# [WRITTEN PROBLEM]
Report only the number of lines in this material that include the string "performed".
•••
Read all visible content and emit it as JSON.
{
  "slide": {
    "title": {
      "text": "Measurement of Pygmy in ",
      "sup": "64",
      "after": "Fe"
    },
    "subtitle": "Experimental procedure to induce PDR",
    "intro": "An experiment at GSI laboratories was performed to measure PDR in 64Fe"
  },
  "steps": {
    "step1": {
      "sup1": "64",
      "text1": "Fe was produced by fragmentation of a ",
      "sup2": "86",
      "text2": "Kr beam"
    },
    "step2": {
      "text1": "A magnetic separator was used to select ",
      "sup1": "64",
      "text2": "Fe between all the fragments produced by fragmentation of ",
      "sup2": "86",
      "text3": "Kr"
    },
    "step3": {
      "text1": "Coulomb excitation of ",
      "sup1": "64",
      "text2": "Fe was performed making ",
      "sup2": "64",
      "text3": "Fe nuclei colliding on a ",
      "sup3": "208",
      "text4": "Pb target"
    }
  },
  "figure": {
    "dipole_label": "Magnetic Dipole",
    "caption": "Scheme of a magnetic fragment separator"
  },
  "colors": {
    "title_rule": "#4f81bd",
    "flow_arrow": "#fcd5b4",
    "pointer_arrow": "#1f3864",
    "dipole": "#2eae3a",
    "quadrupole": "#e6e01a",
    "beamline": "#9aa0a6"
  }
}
•••
# [TASK RESPONSE]
2